- _Dataset rows_
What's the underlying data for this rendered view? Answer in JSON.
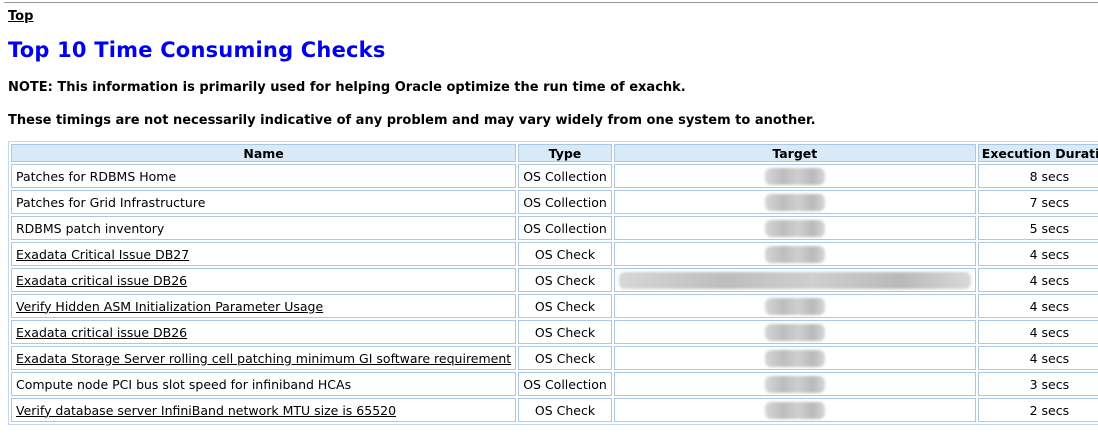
{
  "nav": {
    "top_link": "Top"
  },
  "section": {
    "title": "Top 10 Time Consuming Checks",
    "note": "NOTE: This information is primarily used for helping Oracle optimize the run time of exachk.",
    "disclaimer": "These timings are not necessarily indicative of any problem and may vary widely from one system to another."
  },
  "table": {
    "headers": [
      "Name",
      "Type",
      "Target",
      "Execution Duration"
    ],
    "rows": [
      {
        "name": "Patches for RDBMS Home",
        "link": false,
        "type": "OS Collection",
        "target": "redacted",
        "duration": "8 secs"
      },
      {
        "name": "Patches for Grid Infrastructure",
        "link": false,
        "type": "OS Collection",
        "target": "redacted",
        "duration": "7 secs"
      },
      {
        "name": "RDBMS patch inventory",
        "link": false,
        "type": "OS Collection",
        "target": "redacted",
        "duration": "5 secs"
      },
      {
        "name": "Exadata Critical Issue DB27",
        "link": true,
        "type": "OS Check",
        "target": "redacted",
        "duration": "4 secs"
      },
      {
        "name": "Exadata critical issue DB26",
        "link": true,
        "type": "OS Check",
        "target": "redacted-long",
        "duration": "4 secs"
      },
      {
        "name": "Verify Hidden ASM Initialization Parameter Usage",
        "link": true,
        "type": "OS Check",
        "target": "redacted",
        "duration": "4 secs"
      },
      {
        "name": "Exadata critical issue DB26",
        "link": true,
        "type": "OS Check",
        "target": "redacted",
        "duration": "4 secs"
      },
      {
        "name": "Exadata Storage Server rolling cell patching minimum GI software requirement",
        "link": true,
        "type": "OS Check",
        "target": "redacted",
        "duration": "4 secs"
      },
      {
        "name": "Compute node PCI bus slot speed for infiniband HCAs",
        "link": false,
        "type": "OS Collection",
        "target": "redacted",
        "duration": "3 secs"
      },
      {
        "name": "Verify database server InfiniBand network MTU size is 65520",
        "link": true,
        "type": "OS Check",
        "target": "redacted",
        "duration": "2 secs"
      }
    ]
  },
  "colors": {
    "title": "#0000ee",
    "header_bg": "#d8eaf8",
    "cell_border": "#a9c8e6"
  }
}
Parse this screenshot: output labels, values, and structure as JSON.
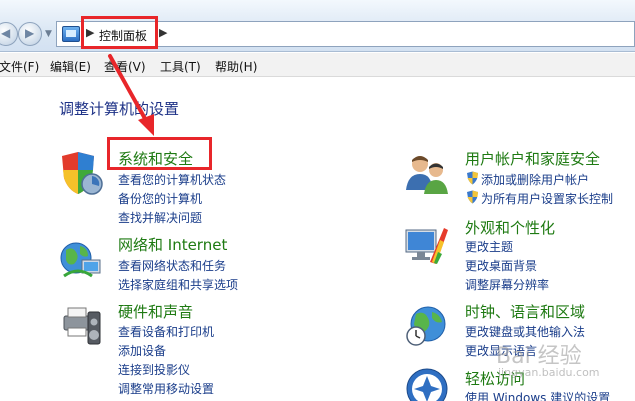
{
  "address_bar": {
    "breadcrumb": "控制面板"
  },
  "menu": {
    "items": [
      "文件(F)",
      "编辑(E)",
      "查看(V)",
      "工具(T)",
      "帮助(H)"
    ]
  },
  "main": {
    "title": "调整计算机的设置",
    "categories": [
      {
        "title": "系统和安全",
        "links": [
          "查看您的计算机状态",
          "备份您的计算机",
          "查找并解决问题"
        ]
      },
      {
        "title": "网络和 Internet",
        "links": [
          "查看网络状态和任务",
          "选择家庭组和共享选项"
        ]
      },
      {
        "title": "硬件和声音",
        "links": [
          "查看设备和打印机",
          "添加设备",
          "连接到投影仪",
          "调整常用移动设置"
        ]
      },
      {
        "title": "用户帐户和家庭安全",
        "links": [
          "添加或删除用户帐户",
          "为所有用户设置家长控制"
        ]
      },
      {
        "title": "外观和个性化",
        "links": [
          "更改主题",
          "更改桌面背景",
          "调整屏幕分辨率"
        ]
      },
      {
        "title": "时钟、语言和区域",
        "links": [
          "更改键盘或其他输入法",
          "更改显示语言"
        ]
      },
      {
        "title": "轻松访问",
        "links": [
          "使用 Windows 建议的设置"
        ]
      }
    ]
  },
  "watermark": {
    "text": "Bai 经验",
    "sub": "jingyan.baidu.com"
  },
  "colors": {
    "highlight": "#e8262a",
    "category_title": "#1e7a12",
    "link": "#1a3d8a",
    "page_title": "#1e3287"
  }
}
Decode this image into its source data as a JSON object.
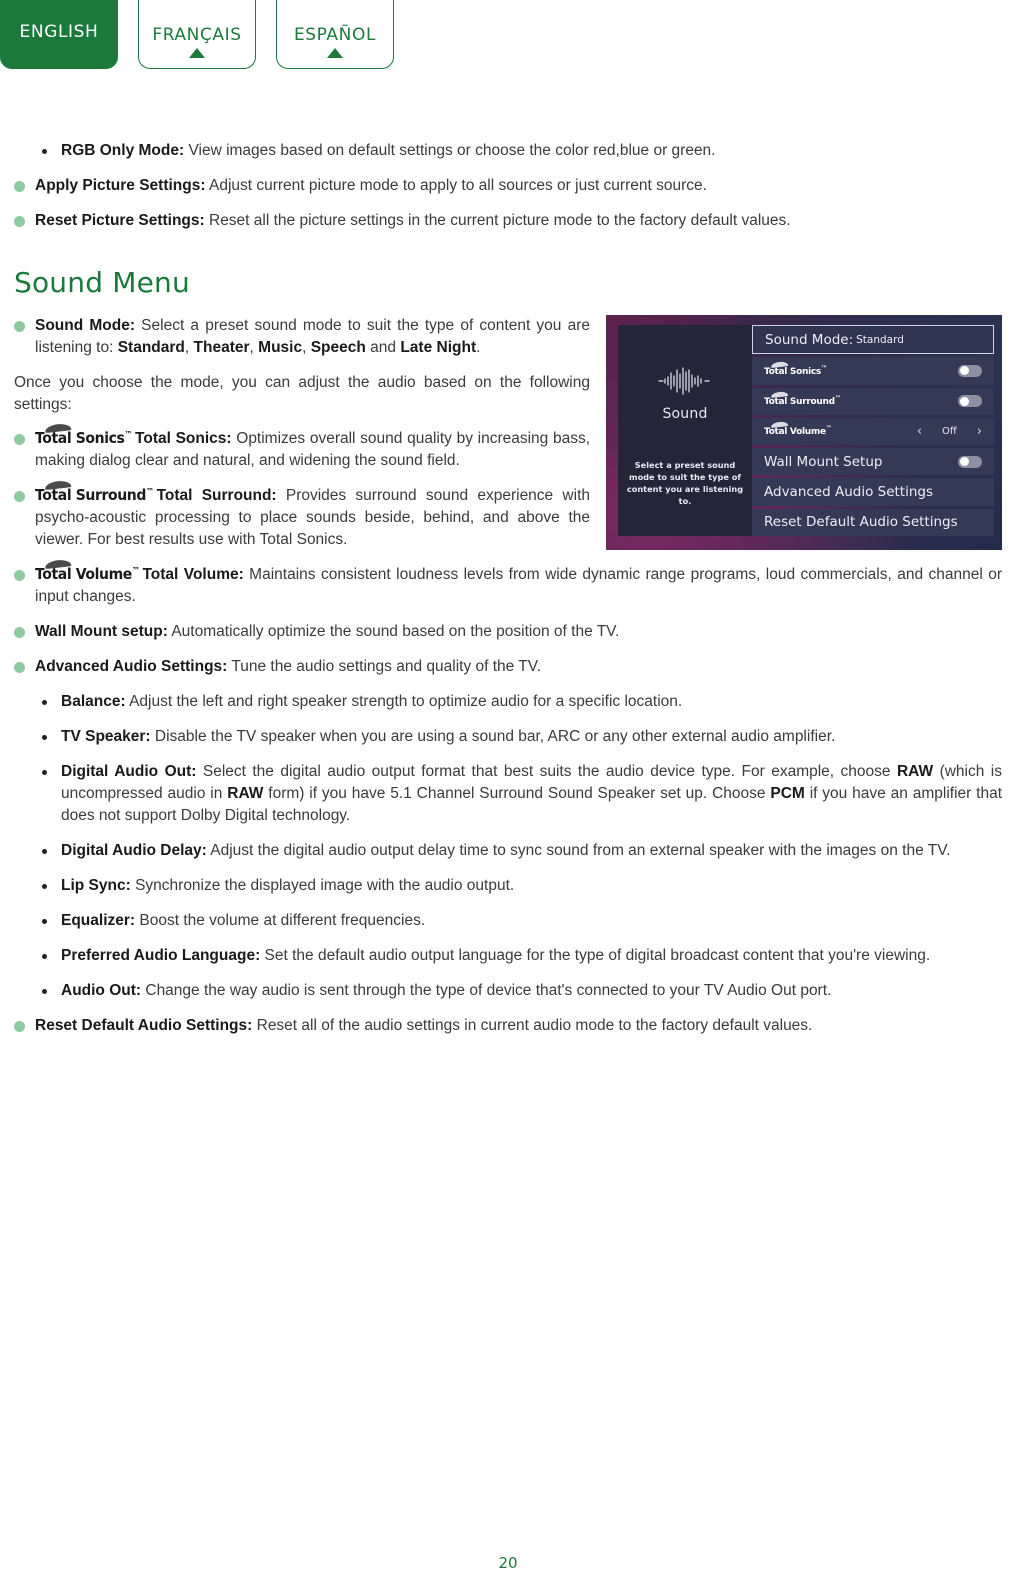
{
  "language_tabs": [
    {
      "label": "ENGLISH",
      "active": true
    },
    {
      "label": "FRANÇAIS",
      "active": false
    },
    {
      "label": "ESPAÑOL",
      "active": false
    }
  ],
  "top_items": [
    {
      "bullet": "small",
      "term": "RGB Only Mode:",
      "desc": " View images based on default settings or choose the color red,blue or green."
    },
    {
      "bullet": "large",
      "term": "Apply Picture Settings:",
      "desc": " Adjust current picture mode to apply to all sources or just current source."
    },
    {
      "bullet": "large",
      "term": "Reset Picture Settings:",
      "desc": " Reset all the picture settings in the current picture mode to the factory default values."
    }
  ],
  "section": {
    "heading": "Sound Menu"
  },
  "sound_mode": {
    "term": "Sound Mode:",
    "desc_1": " Select a preset sound mode to suit the type of content you are listening to: ",
    "mode_1": "Standard",
    "sep_1": ", ",
    "mode_2": "Theater",
    "sep_2": ", ",
    "mode_3": "Music",
    "sep_3": ", ",
    "mode_4": "Speech",
    "sep_4": " and ",
    "mode_5": "Late Night",
    "sep_5": "."
  },
  "intro_paragraph": "Once you choose the mode, you can adjust the audio based on the following settings:",
  "brand_items": [
    {
      "brand_text": "Total Sonics",
      "brand_tm": "™",
      "term": "Total Sonics:",
      "desc": " Optimizes overall sound quality by increasing bass, making dialog clear and natural, and widening the sound field."
    },
    {
      "brand_text": "Total Surround",
      "brand_tm": "™",
      "term": "Total Surround:",
      "desc": " Provides surround sound experience with psycho-acoustic processing to place sounds beside, behind, and above the viewer. For best results use with Total Sonics."
    },
    {
      "brand_text": "Total Volume",
      "brand_tm": "™",
      "term": "Total Volume:",
      "desc": " Maintains consistent loudness levels from wide dynamic range programs, loud commercials, and channel or input changes."
    }
  ],
  "main_items": [
    {
      "term": "Wall Mount setup:",
      "desc": " Automatically optimize the sound based on the position of the TV."
    },
    {
      "term": "Advanced Audio Settings:",
      "desc": " Tune the audio settings and quality of the TV."
    }
  ],
  "sub_items": [
    {
      "term": "Balance:",
      "desc": " Adjust the left and right speaker strength to optimize audio for a specific location."
    },
    {
      "term": "TV Speaker:",
      "desc": " Disable the TV speaker when you are using a sound bar, ARC or any other external audio amplifier."
    },
    {
      "term": "Digital Audio Out:",
      "desc": " Select the digital audio output format that best suits the audio device type. For example, choose RAW (which is uncompressed audio in RAW form) if you have 5.1 Channel Surround Sound Speaker set up. Choose PCM if you have an amplifier that does not support Dolby Digital technology.",
      "bold_words": [
        "RAW",
        "PCM"
      ]
    },
    {
      "term": "Digital Audio Delay:",
      "desc": " Adjust the digital audio output delay time to sync sound from an external speaker with the images on the TV."
    },
    {
      "term": "Lip Sync:",
      "desc": " Synchronize the displayed image with the audio output."
    },
    {
      "term": "Equalizer:",
      "desc": " Boost the volume at different frequencies."
    },
    {
      "term": "Preferred Audio Language:",
      "desc": " Set the default audio output language for the type of digital broadcast content that you're viewing."
    },
    {
      "term": "Audio Out:",
      "desc": " Change the way audio is sent through the type of device that's connected to your TV Audio Out port."
    }
  ],
  "final_item": {
    "term": "Reset Default Audio Settings:",
    "desc": " Reset all of the audio settings in current audio mode to the factory default values."
  },
  "tv_figure": {
    "left_panel": {
      "title": "Sound",
      "description": "Select a preset sound mode to suit the type of content you are listening to."
    },
    "rows": [
      {
        "type": "highlight",
        "label": "Sound Mode:",
        "value": "Standard"
      },
      {
        "type": "toggle",
        "brand": "Total Sonics",
        "tm": "™",
        "state": "off"
      },
      {
        "type": "toggle",
        "brand": "Total Surround",
        "tm": "™",
        "state": "off"
      },
      {
        "type": "stepper",
        "brand": "Total Volume",
        "tm": "™",
        "value": "Off",
        "prev": "‹",
        "next": "›"
      },
      {
        "type": "toggle",
        "label": "Wall Mount Setup",
        "state": "off"
      },
      {
        "type": "plain",
        "label": "Advanced Audio Settings"
      },
      {
        "type": "plain",
        "label": "Reset Default Audio Settings"
      }
    ]
  },
  "page_number": "20",
  "colors": {
    "brand_green": "#1b7a3b",
    "bullet_green": "#8fc99f",
    "body_text": "#3b3b3b",
    "tv_menu_bg": "#343a55",
    "tv_panel_bg": "#242638"
  }
}
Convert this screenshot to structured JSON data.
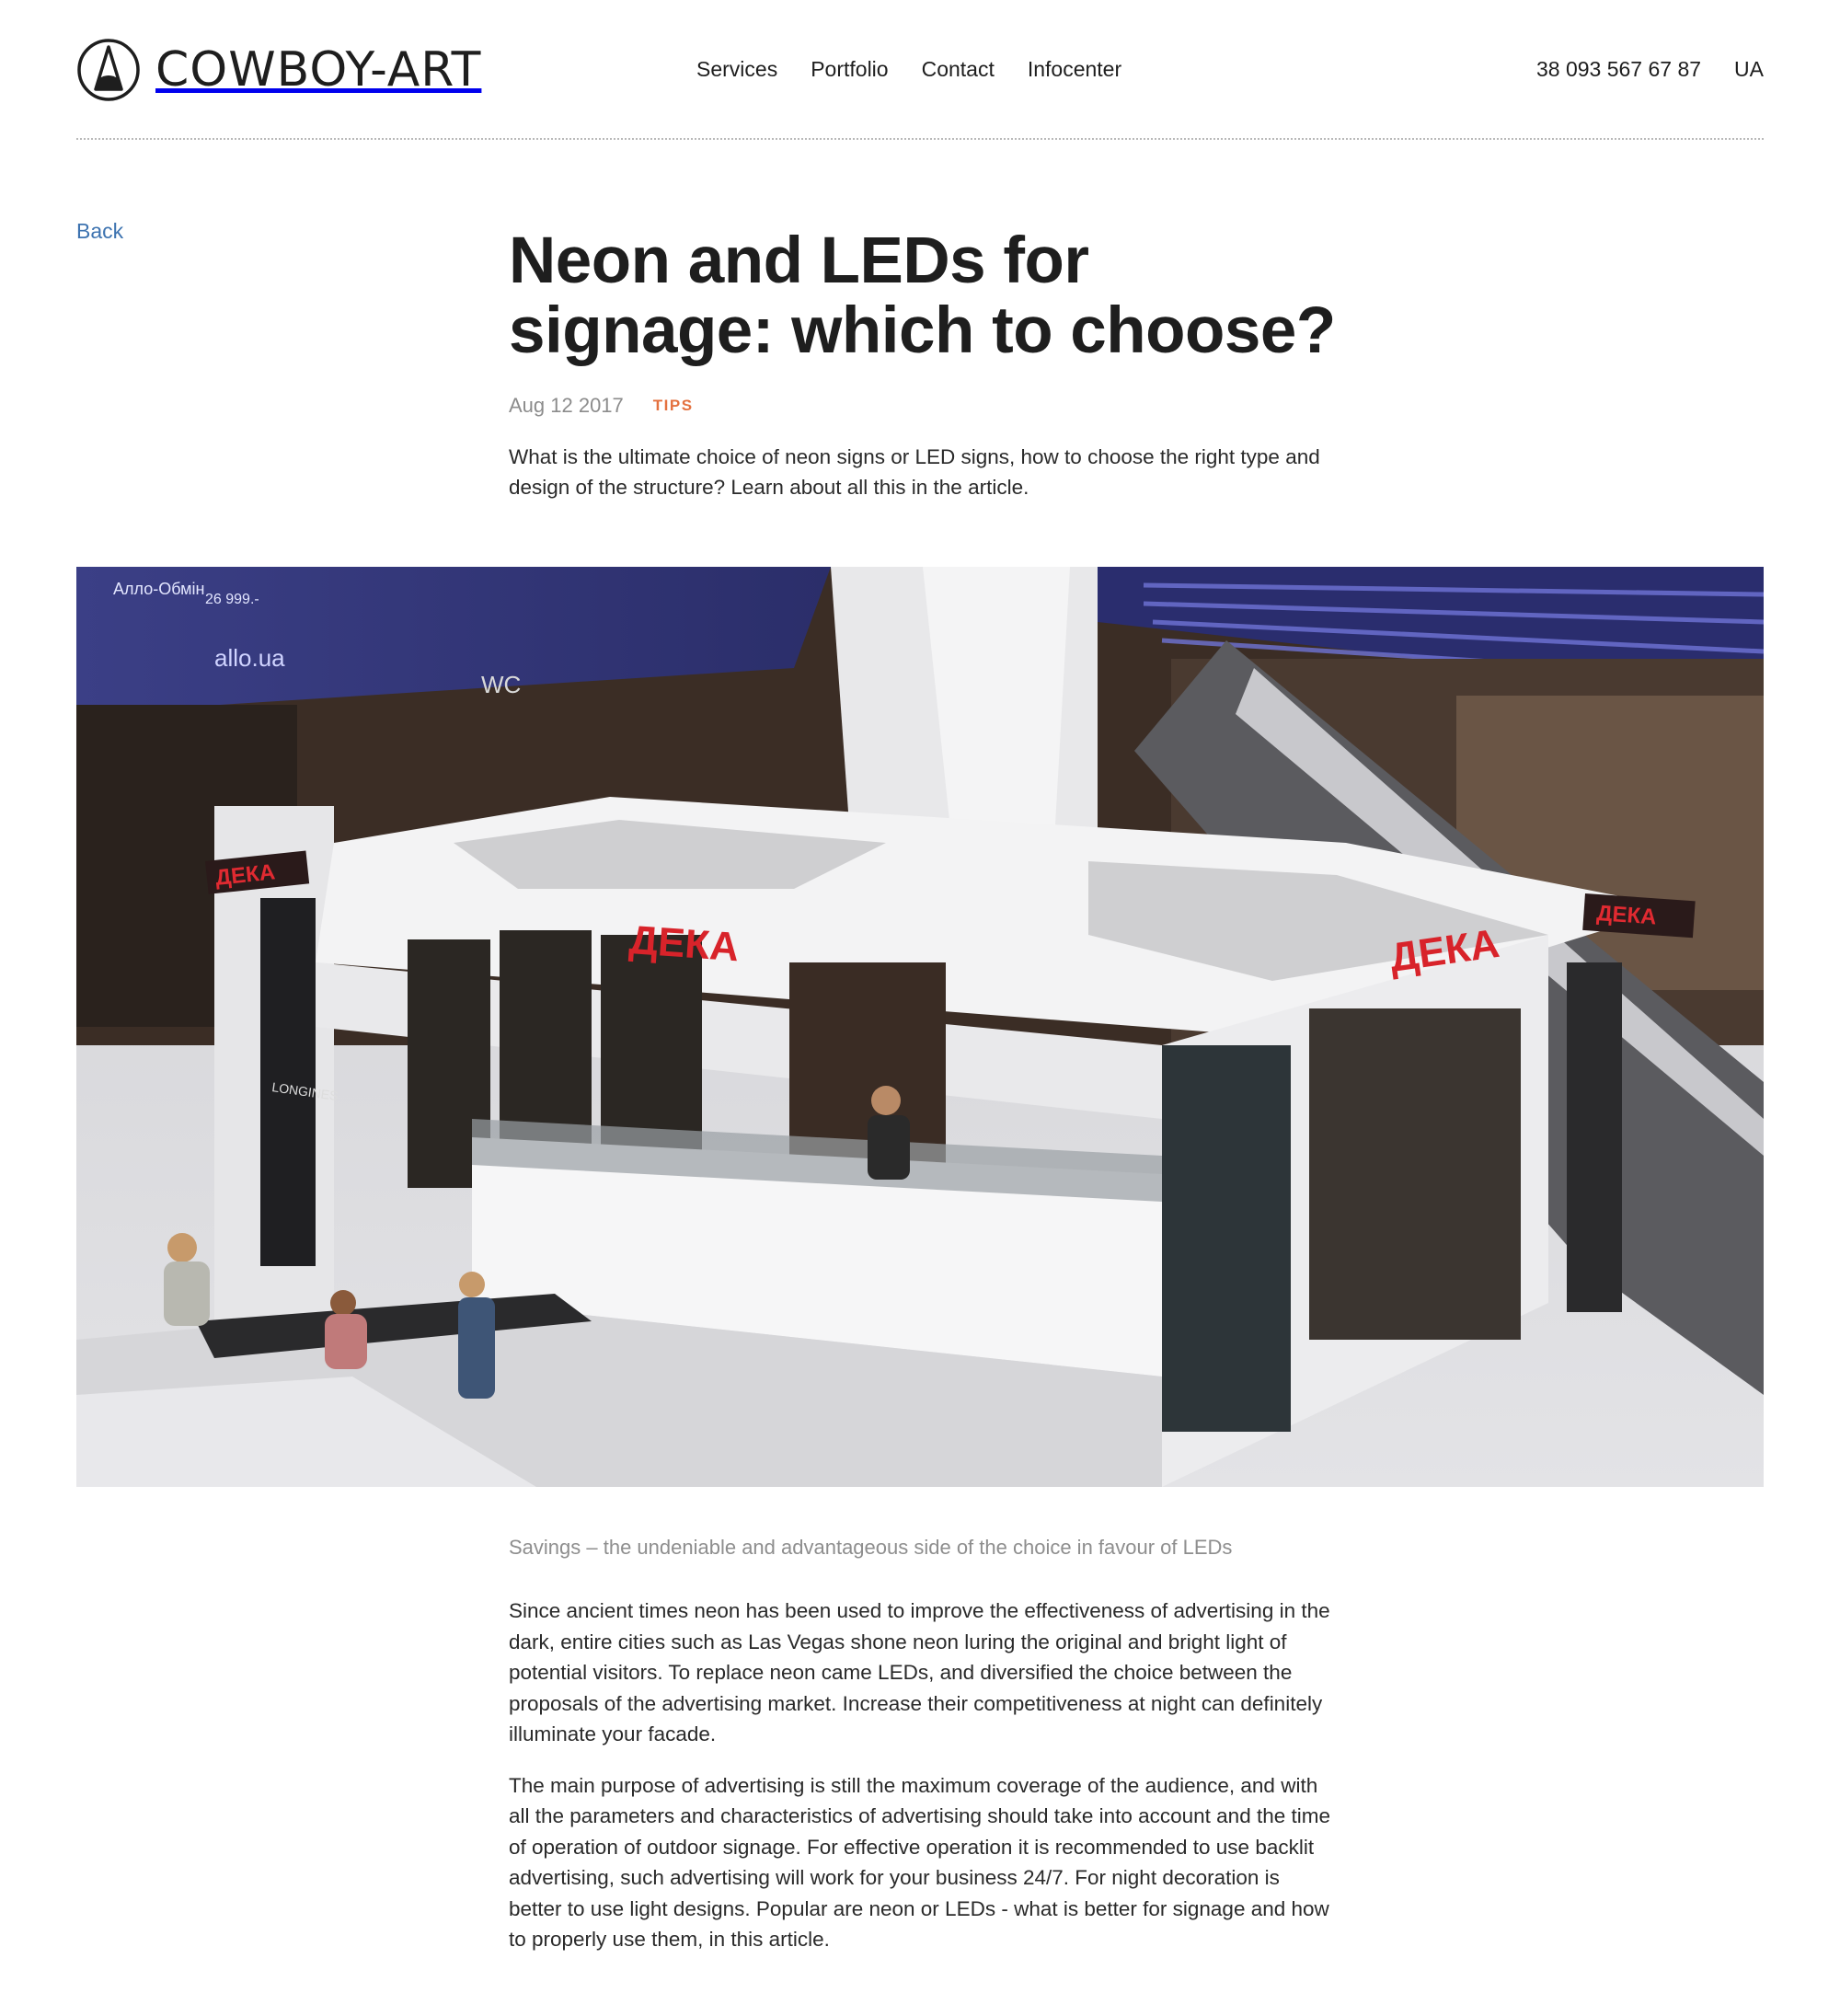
{
  "header": {
    "logo_text": "COWBOY-ART",
    "nav": [
      "Services",
      "Portfolio",
      "Contact",
      "Infocenter"
    ],
    "phone": "38 093 567 67 87",
    "language": "UA"
  },
  "back_label": "Back",
  "article": {
    "title_line1": "Neon and LEDs for",
    "title_line2": "signage: which to choose?",
    "date": "Aug 12 2017",
    "tag": "TIPS",
    "lead": "What is the ultimate choice of neon signs or LED signs, how to choose the right type and design of the structure? Learn about all this in the article.",
    "caption": "Savings – the undeniable and advantageous side of the choice in favour of LEDs",
    "paragraphs": [
      "Since ancient times neon has been used to improve the effectiveness of advertising in the dark, entire cities such as Las Vegas shone neon luring the original and bright light of potential visitors. To replace neon came LEDs, and diversified the choice between the proposals of the advertising market. Increase their competitiveness at night can definitely illuminate your facade.",
      "The main purpose of advertising is still the maximum coverage of the audience, and with all the parameters and characteristics of advertising should take into account and the time of operation of outdoor signage. For effective operation it is recommended to use backlit advertising, such advertising will work for your business 24/7. For night decoration is better to use light designs. Popular are neon or LEDs - what is better for signage and how to properly use them, in this article."
    ]
  },
  "photo": {
    "sign_text": "ДЕКА",
    "screen_text_1": "allo.ua",
    "screen_text_2": "Алло-Обмін",
    "screen_text_3": "26 999.-",
    "wc_label": "WC",
    "poster_label": "LONGINES",
    "sign_color": "#d8232a"
  },
  "colors": {
    "accent_link": "#3d73b0",
    "tag": "#e4713f"
  }
}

- _What to produce_
Pick out each line containing the string "values" and copy it.

- _Correct response_
Parse this screenshot: output labels, values, and structure as JSON.
      "desc": " Reset all the picture settings in the current picture mode to the factory default values."
    "desc": " Reset all of the audio settings in current audio mode to the factory default values."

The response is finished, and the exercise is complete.